Extracted records:
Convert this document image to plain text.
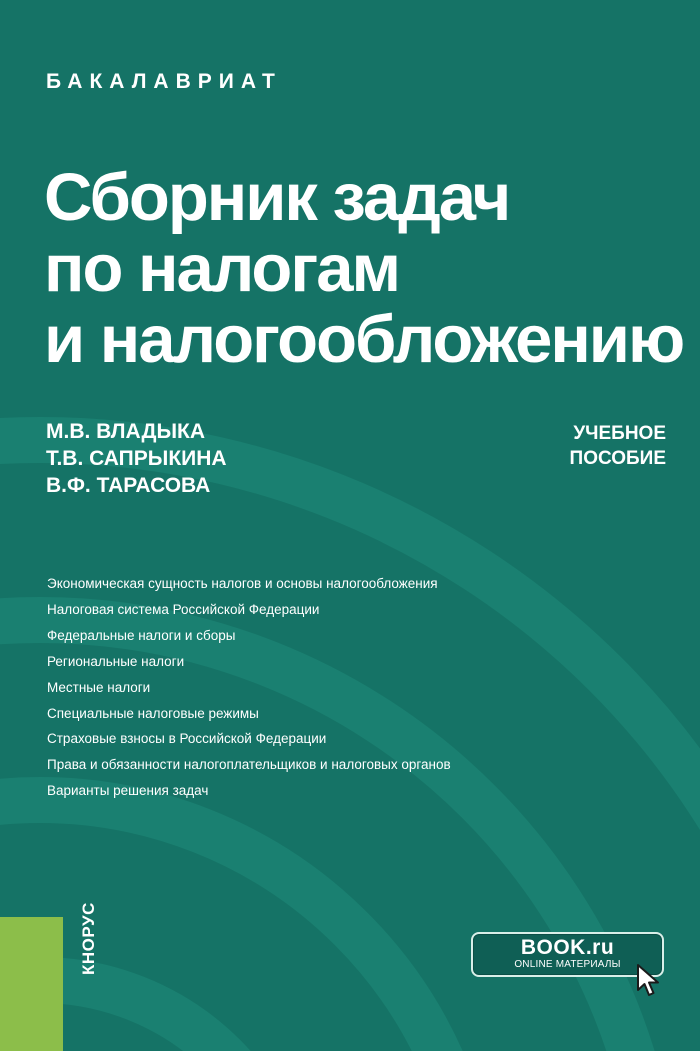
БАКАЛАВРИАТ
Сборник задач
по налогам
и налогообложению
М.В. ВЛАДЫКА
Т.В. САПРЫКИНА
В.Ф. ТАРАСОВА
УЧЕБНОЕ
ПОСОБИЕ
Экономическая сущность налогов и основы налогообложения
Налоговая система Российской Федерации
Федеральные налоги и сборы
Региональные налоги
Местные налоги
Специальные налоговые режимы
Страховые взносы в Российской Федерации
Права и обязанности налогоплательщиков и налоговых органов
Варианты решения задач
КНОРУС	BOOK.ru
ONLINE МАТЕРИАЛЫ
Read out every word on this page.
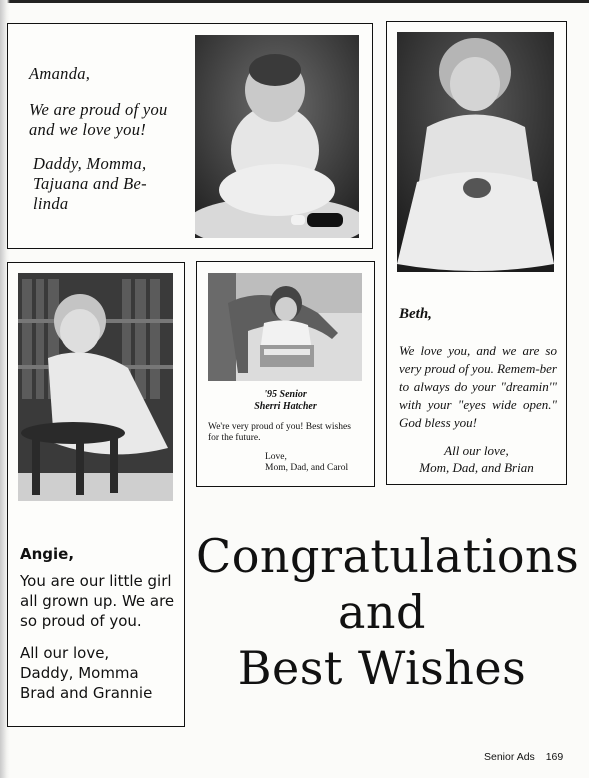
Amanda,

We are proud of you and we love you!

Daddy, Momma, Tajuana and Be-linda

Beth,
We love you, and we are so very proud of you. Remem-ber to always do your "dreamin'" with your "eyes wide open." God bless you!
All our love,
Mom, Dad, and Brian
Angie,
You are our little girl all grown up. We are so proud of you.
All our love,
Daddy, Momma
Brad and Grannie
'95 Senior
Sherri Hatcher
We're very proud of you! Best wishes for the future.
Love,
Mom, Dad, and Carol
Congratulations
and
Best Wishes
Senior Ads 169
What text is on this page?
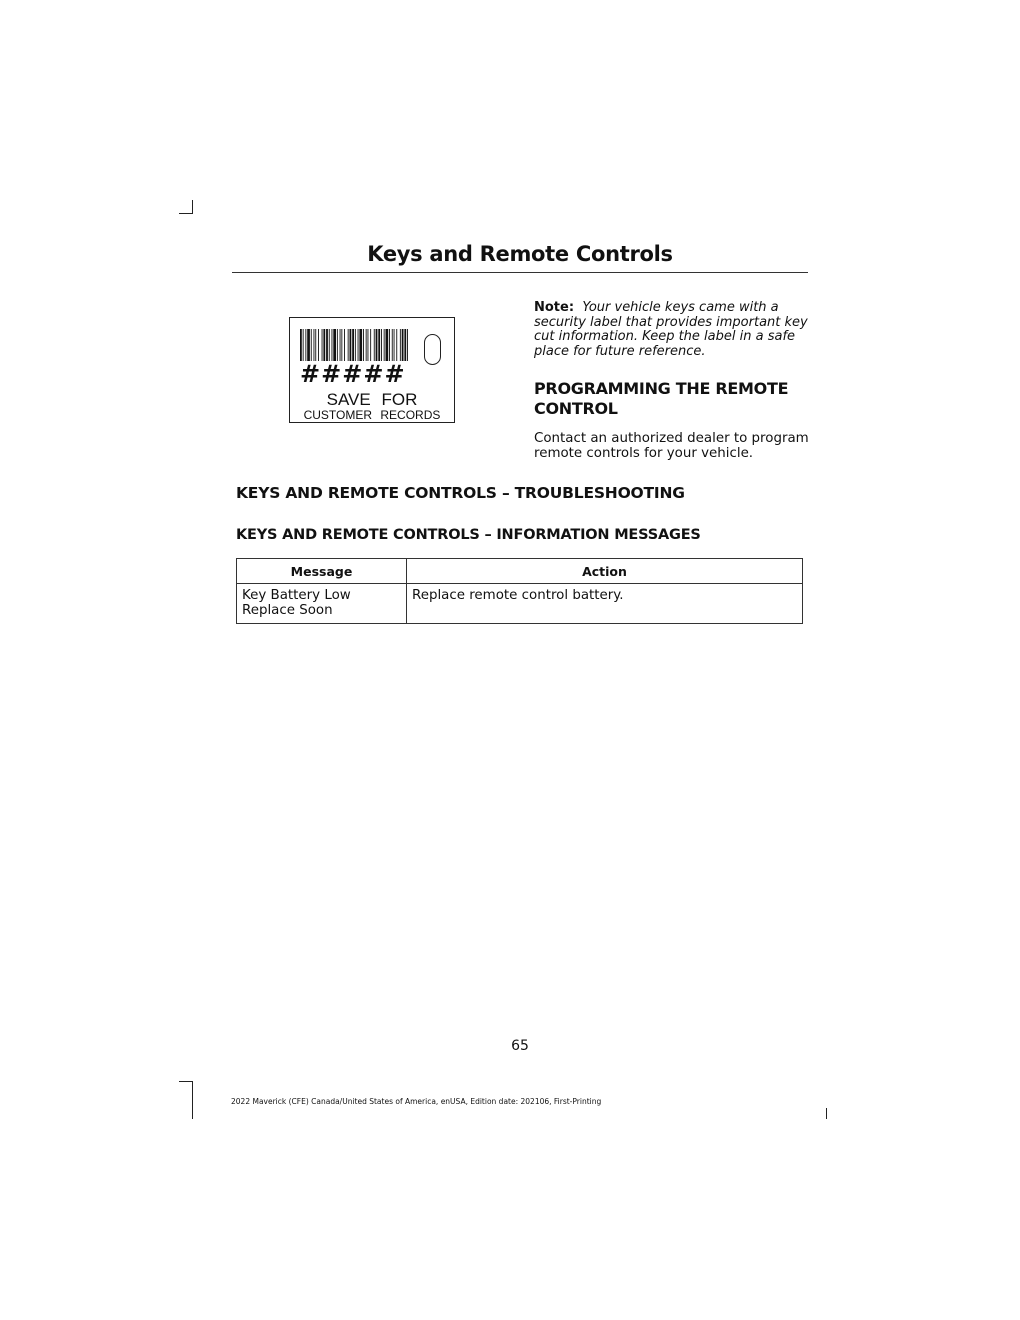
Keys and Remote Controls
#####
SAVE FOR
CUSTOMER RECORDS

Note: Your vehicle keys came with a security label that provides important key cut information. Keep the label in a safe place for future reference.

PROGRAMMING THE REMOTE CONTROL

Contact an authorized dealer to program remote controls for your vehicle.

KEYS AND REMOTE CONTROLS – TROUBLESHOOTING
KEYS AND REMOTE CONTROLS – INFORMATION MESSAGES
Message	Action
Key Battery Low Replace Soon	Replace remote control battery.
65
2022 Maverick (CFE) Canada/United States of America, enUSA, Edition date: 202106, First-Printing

...

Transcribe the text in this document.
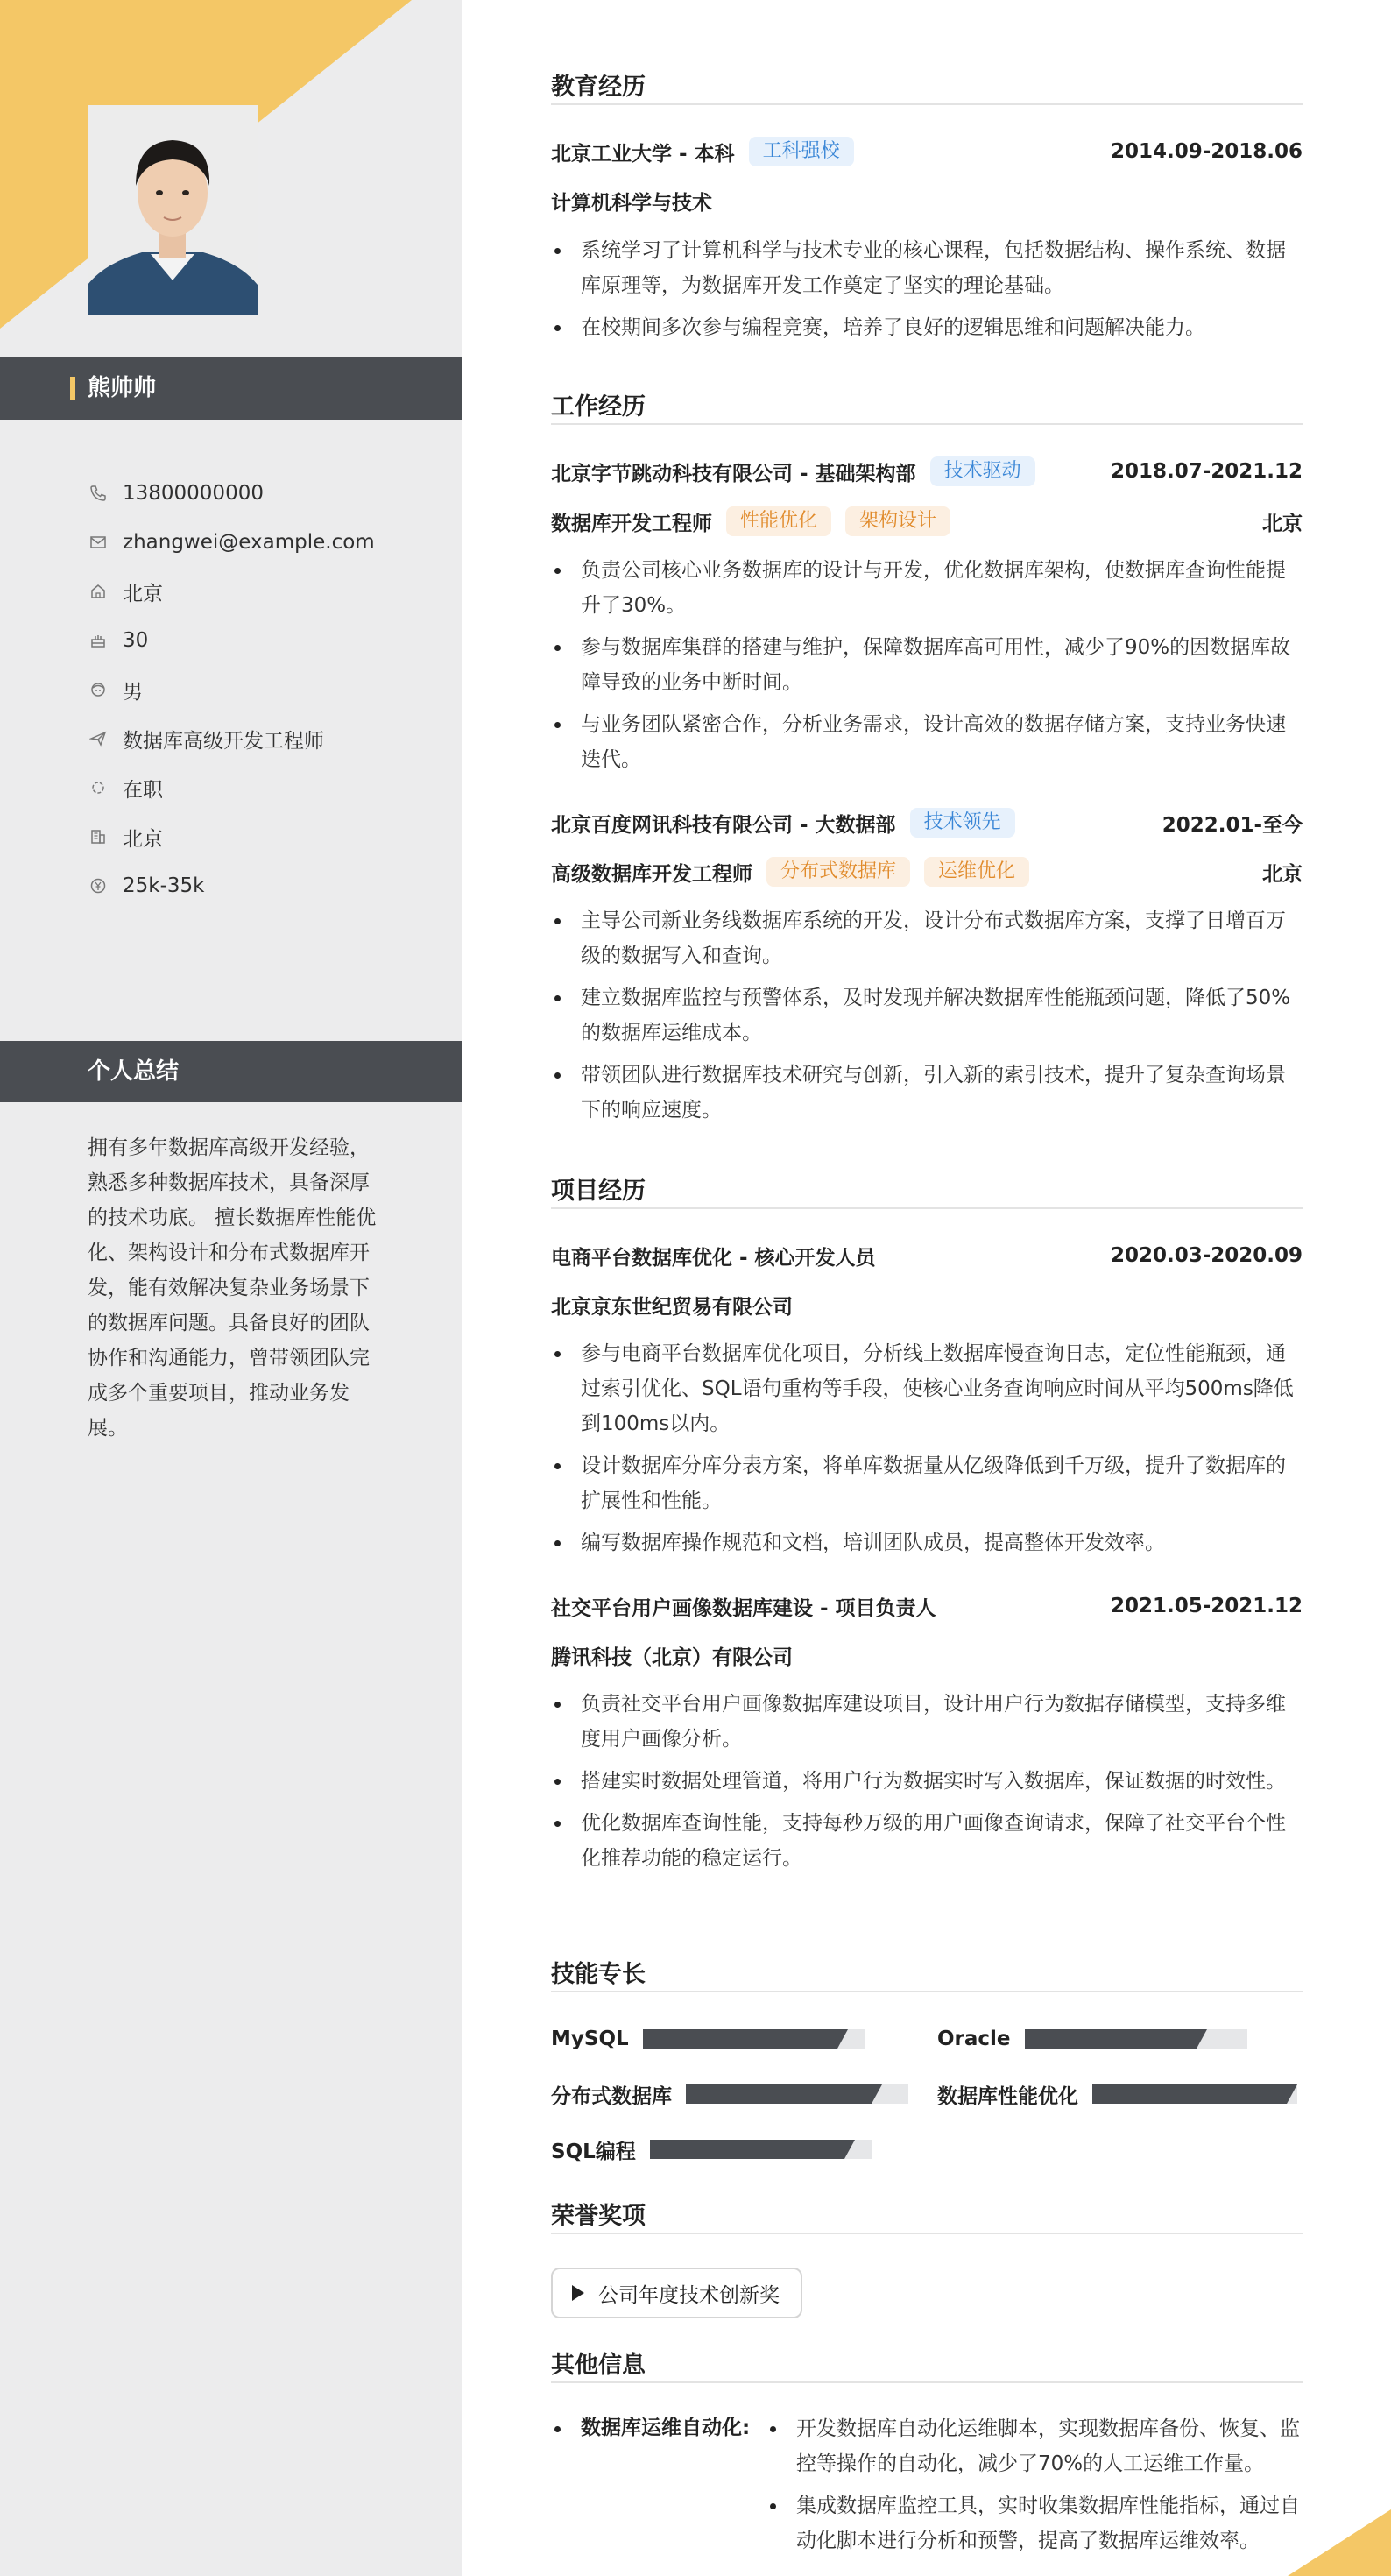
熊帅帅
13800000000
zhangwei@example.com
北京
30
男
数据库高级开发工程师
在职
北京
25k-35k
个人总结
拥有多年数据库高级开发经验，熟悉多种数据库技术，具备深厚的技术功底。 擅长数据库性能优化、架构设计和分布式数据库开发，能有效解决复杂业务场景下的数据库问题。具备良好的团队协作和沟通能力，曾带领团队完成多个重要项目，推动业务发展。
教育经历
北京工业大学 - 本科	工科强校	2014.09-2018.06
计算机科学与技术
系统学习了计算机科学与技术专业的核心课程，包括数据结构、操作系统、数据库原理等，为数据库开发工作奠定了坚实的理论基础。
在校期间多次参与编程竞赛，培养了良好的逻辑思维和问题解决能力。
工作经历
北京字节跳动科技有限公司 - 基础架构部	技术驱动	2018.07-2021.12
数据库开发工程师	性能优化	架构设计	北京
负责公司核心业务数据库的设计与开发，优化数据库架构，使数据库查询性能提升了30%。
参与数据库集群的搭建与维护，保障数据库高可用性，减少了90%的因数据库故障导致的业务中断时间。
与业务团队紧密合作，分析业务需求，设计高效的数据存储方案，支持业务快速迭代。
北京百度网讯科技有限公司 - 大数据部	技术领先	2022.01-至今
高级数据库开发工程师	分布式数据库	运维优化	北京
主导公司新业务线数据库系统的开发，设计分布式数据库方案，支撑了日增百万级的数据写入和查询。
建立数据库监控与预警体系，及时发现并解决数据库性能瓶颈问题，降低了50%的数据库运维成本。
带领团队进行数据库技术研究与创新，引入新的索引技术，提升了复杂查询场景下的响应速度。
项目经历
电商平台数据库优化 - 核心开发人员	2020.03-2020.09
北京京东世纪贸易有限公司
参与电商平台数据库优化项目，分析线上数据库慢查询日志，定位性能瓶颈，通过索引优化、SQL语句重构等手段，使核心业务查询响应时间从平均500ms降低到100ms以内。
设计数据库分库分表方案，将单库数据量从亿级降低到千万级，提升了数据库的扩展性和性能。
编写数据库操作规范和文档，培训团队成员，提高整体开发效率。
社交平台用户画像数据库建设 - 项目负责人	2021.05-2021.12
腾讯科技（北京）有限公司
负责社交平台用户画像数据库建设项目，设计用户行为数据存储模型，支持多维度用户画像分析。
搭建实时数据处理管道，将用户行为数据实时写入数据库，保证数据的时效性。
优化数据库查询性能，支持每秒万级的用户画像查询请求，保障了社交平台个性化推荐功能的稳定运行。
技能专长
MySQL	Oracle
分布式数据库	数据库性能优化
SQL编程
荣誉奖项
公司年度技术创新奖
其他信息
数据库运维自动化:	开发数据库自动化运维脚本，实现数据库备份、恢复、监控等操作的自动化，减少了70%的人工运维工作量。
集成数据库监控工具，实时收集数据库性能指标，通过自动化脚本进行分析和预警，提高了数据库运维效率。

### Directions for this task
From the records above, pull out every line containing the word "vehicle".

### Final answer
Note: Your vehicle keys came with a security label that provides important key cut information. Keep the label in a safe place for future reference.
Contact an authorized dealer to program remote controls for your vehicle.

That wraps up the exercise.